### WHAT YOU WILL DO
Can you rewrite the entries from the start through the line with "signal-icon: [899, 48, 955, 85]", swapping "Billing Details" for "Payment Details" and leaving everything else as it is?

### PROVIDED DATA
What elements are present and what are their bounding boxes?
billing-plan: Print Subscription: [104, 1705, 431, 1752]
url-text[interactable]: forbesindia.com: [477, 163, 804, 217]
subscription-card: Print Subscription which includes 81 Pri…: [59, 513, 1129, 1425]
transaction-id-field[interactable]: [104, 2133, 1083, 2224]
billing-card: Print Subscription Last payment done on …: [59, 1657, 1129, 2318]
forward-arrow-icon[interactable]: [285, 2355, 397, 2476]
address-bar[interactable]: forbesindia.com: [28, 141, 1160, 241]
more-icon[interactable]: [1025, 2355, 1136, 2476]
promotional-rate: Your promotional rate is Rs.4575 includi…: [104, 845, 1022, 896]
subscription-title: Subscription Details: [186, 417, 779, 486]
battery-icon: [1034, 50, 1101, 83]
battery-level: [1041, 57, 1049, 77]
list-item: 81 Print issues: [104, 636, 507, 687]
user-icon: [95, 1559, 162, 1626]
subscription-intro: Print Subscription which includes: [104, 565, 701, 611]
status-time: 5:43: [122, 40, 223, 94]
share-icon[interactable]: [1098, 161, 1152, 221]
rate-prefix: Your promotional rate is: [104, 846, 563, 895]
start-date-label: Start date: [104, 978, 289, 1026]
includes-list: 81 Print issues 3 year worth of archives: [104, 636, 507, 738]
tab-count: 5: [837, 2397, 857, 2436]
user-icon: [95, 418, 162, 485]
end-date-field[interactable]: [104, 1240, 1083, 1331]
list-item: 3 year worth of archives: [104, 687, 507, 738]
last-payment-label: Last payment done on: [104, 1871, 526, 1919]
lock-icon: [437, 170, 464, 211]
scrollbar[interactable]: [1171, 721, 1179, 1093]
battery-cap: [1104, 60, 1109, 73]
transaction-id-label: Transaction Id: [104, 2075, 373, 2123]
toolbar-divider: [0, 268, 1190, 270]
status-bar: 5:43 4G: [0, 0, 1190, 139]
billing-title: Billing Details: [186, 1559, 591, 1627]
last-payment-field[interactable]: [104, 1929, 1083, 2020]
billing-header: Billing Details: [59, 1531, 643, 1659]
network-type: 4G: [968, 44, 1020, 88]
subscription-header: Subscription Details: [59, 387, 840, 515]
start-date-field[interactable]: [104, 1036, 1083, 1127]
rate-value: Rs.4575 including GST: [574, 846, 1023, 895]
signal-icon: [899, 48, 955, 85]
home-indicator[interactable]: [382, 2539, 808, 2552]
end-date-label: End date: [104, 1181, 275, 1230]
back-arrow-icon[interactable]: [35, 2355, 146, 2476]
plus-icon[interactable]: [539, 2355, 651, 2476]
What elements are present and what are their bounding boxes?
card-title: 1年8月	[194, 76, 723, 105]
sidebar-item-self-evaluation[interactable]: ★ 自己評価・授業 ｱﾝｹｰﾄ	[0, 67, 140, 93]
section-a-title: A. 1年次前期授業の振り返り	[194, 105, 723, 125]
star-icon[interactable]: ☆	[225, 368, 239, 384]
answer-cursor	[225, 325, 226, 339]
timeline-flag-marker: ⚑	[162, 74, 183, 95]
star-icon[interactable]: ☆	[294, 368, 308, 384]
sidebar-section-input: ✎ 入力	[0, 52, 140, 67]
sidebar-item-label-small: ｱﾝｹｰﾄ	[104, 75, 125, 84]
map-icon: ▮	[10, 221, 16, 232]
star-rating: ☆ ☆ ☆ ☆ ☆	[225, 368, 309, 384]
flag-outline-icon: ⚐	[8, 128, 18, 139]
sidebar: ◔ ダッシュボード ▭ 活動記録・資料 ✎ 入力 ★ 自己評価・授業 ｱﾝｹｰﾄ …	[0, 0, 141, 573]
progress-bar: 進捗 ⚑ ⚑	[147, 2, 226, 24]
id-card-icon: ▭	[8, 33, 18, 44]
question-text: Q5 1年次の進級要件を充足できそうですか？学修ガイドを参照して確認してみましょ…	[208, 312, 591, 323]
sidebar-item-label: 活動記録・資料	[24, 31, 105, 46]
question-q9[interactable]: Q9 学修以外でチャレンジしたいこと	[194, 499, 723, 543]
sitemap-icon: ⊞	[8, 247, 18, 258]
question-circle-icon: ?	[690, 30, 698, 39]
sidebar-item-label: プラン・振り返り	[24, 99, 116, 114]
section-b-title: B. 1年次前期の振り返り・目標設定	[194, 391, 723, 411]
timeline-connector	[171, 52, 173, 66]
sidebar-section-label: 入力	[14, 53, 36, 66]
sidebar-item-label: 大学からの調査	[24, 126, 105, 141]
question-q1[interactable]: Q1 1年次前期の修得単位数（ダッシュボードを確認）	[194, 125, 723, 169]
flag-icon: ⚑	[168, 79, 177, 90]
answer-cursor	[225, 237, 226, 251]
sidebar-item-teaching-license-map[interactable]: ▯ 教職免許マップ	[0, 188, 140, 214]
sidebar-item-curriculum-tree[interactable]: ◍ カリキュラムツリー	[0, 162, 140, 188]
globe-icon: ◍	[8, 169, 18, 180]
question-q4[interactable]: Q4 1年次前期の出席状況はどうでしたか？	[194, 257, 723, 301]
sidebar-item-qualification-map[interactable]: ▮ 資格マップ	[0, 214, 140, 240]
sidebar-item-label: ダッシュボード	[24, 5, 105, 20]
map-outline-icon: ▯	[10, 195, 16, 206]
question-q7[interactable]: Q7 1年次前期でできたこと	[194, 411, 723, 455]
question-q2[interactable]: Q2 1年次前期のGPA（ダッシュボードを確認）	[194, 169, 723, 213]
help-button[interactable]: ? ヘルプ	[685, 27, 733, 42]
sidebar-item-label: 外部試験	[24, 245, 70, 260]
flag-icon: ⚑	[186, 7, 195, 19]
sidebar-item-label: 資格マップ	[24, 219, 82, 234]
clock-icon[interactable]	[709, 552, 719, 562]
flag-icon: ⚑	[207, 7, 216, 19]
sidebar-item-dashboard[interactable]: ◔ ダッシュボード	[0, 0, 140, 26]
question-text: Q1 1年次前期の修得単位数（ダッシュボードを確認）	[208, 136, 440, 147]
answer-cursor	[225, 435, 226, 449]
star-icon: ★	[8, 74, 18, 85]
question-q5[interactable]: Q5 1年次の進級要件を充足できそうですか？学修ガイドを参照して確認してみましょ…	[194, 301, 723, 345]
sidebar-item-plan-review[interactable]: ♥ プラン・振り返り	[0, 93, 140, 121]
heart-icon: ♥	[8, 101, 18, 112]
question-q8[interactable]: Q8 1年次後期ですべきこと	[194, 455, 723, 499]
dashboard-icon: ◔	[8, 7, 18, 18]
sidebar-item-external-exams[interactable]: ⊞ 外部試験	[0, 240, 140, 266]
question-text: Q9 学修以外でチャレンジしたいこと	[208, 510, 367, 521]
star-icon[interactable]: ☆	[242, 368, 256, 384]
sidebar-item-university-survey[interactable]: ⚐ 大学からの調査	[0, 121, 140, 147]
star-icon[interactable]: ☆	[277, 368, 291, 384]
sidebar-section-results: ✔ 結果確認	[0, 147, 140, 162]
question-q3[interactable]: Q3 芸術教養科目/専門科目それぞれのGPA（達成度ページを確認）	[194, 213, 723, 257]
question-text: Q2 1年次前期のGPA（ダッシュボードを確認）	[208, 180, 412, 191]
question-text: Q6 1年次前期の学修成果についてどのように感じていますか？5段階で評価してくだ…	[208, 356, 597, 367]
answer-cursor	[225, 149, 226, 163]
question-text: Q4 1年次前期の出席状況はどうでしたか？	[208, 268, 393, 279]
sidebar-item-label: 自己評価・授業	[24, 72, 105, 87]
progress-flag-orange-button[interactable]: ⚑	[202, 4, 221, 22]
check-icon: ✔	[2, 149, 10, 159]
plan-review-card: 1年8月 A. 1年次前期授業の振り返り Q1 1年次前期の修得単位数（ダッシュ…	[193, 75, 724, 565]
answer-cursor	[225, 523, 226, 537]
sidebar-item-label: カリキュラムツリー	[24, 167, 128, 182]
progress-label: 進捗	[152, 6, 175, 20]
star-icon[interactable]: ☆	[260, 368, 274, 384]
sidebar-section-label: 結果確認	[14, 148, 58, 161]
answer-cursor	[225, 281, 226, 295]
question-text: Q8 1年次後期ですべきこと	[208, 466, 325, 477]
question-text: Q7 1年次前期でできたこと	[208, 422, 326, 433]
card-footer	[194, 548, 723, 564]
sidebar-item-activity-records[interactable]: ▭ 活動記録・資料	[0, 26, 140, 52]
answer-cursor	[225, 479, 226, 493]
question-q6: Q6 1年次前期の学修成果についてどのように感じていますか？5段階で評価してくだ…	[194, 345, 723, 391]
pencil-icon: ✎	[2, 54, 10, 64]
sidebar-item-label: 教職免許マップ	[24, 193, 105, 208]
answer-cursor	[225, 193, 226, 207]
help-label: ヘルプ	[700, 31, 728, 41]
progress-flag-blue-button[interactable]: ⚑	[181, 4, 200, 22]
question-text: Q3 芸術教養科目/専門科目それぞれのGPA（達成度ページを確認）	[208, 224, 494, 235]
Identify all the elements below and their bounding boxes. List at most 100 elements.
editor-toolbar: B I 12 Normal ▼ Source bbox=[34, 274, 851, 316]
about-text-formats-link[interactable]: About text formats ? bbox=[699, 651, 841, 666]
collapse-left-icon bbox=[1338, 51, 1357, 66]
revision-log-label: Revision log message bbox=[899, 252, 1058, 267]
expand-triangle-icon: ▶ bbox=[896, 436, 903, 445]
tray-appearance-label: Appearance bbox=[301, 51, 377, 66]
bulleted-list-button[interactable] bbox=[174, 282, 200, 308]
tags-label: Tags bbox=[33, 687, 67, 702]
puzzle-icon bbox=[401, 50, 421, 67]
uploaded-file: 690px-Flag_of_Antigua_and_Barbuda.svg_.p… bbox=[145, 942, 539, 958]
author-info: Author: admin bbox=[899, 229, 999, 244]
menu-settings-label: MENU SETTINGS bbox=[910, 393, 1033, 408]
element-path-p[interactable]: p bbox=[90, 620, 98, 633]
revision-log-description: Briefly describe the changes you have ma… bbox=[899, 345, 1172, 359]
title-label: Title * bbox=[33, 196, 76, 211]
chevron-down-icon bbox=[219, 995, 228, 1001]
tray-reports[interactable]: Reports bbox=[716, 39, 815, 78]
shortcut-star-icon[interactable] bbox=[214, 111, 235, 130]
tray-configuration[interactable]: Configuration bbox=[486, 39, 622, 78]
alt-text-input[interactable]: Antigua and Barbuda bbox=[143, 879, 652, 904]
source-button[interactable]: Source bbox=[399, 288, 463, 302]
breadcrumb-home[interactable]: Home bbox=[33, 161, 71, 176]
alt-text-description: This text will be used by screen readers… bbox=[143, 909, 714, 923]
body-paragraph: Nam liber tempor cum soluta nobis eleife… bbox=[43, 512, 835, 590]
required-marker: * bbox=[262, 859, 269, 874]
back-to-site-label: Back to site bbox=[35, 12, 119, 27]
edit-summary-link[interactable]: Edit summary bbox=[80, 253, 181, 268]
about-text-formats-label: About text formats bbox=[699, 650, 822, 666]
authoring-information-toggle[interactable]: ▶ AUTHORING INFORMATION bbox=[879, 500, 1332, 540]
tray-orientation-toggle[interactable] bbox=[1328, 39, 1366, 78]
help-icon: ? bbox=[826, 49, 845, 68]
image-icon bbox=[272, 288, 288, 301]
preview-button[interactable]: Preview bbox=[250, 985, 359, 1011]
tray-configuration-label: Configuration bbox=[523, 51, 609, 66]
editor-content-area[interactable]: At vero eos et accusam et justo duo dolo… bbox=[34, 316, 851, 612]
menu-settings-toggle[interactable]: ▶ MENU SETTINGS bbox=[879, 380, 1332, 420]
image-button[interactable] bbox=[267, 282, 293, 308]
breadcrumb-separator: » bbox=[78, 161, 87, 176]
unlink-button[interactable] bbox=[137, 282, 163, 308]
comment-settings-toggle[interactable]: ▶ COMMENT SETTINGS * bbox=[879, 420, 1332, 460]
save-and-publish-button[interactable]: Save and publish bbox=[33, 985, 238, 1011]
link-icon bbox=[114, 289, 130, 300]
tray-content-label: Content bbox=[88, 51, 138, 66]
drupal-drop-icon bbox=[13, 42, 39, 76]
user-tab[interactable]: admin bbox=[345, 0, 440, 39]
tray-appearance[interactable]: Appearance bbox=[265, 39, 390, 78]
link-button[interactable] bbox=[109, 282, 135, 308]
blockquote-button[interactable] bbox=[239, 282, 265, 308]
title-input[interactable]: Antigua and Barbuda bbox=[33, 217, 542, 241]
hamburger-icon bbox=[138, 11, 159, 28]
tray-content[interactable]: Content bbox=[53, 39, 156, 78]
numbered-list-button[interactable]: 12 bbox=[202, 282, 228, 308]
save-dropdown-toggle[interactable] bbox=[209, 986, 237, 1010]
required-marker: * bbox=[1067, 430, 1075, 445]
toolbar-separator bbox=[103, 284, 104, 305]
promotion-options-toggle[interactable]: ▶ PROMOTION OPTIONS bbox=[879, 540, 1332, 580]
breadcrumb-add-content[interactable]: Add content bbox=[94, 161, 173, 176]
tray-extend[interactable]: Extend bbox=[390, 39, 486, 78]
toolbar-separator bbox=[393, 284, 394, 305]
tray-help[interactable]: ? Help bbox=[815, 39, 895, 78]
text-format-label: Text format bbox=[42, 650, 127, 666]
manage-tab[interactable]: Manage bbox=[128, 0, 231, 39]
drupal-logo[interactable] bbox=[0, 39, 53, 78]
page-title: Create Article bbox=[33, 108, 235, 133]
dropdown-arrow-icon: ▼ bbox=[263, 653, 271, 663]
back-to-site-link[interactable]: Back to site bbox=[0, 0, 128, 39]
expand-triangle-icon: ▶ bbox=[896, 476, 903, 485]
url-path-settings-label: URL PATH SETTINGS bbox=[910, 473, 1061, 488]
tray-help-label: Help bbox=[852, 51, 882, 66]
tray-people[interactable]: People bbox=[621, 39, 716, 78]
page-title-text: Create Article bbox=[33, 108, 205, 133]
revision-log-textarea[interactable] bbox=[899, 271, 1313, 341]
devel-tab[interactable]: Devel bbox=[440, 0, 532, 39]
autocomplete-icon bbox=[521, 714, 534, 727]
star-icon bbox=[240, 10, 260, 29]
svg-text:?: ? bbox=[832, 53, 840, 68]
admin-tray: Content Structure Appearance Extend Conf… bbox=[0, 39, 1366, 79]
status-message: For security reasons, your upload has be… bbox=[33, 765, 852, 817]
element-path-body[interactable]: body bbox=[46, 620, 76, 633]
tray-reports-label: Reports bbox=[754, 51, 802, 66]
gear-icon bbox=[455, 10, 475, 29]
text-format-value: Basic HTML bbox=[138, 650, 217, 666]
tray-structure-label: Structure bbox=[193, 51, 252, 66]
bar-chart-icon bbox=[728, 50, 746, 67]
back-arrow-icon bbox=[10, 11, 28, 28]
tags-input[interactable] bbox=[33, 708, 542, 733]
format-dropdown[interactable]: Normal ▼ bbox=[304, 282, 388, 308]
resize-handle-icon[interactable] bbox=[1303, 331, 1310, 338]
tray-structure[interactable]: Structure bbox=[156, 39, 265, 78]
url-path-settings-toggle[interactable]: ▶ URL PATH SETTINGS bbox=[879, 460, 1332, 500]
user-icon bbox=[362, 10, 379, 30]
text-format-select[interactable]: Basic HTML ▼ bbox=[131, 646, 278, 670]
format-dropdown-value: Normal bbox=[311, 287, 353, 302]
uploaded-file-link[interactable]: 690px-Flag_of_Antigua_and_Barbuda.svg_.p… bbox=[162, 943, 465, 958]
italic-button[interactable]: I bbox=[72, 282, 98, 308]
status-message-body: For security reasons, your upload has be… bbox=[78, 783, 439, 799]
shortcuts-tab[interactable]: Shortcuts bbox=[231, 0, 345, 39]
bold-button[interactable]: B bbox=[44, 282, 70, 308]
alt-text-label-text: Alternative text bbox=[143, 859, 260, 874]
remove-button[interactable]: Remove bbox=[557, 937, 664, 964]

### COMPLETED EXERCISE
What elements are present and what are their bounding boxes?
billing-plan: Print Subscription: [104, 1705, 431, 1752]
url-text[interactable]: forbesindia.com: [477, 163, 804, 217]
subscription-card: Print Subscription which includes 81 Pri…: [59, 513, 1129, 1425]
transaction-id-field[interactable]: [104, 2133, 1083, 2224]
billing-card: Print Subscription Last payment done on …: [59, 1657, 1129, 2318]
forward-arrow-icon[interactable]: [285, 2355, 397, 2476]
address-bar[interactable]: forbesindia.com: [28, 141, 1160, 241]
more-icon[interactable]: [1025, 2355, 1136, 2476]
promotional-rate: Your promotional rate is Rs.4575 includi…: [104, 845, 1022, 896]
subscription-title: Subscription Details: [186, 417, 779, 486]
battery-icon: [1034, 50, 1101, 83]
battery-level: [1041, 57, 1049, 77]
list-item: 81 Print issues: [104, 636, 507, 687]
user-icon: [95, 1559, 162, 1626]
subscription-intro: Print Subscription which includes: [104, 565, 701, 611]
status-time: 5:43: [122, 40, 223, 94]
share-icon[interactable]: [1098, 161, 1152, 221]
rate-prefix: Your promotional rate is: [104, 846, 563, 895]
start-date-label: Start date: [104, 978, 289, 1026]
includes-list: 81 Print issues 3 year worth of archives: [104, 636, 507, 738]
tab-count: 5: [837, 2397, 857, 2436]
user-icon: [95, 418, 162, 485]
end-date-field[interactable]: [104, 1240, 1083, 1331]
list-item: 3 year worth of archives: [104, 687, 507, 738]
last-payment-label: Last payment done on: [104, 1871, 526, 1919]
lock-icon: [437, 170, 464, 211]
scrollbar[interactable]: [1171, 721, 1179, 1093]
battery-cap: [1104, 60, 1109, 73]
transaction-id-label: Transaction Id: [104, 2075, 373, 2123]
toolbar-divider: [0, 268, 1190, 270]
status-bar: 5:43 4G: [0, 0, 1190, 139]
billing-title: Payment Details: [186, 1559, 591, 1627]
last-payment-field[interactable]: [104, 1929, 1083, 2020]
billing-header: Payment Details: [59, 1531, 643, 1659]
network-type: 4G: [968, 44, 1020, 88]
subscription-header: Subscription Details: [59, 387, 840, 515]
start-date-field[interactable]: [104, 1036, 1083, 1127]
rate-value: Rs.4575 including GST: [574, 846, 1023, 895]
signal-icon: [899, 48, 955, 85]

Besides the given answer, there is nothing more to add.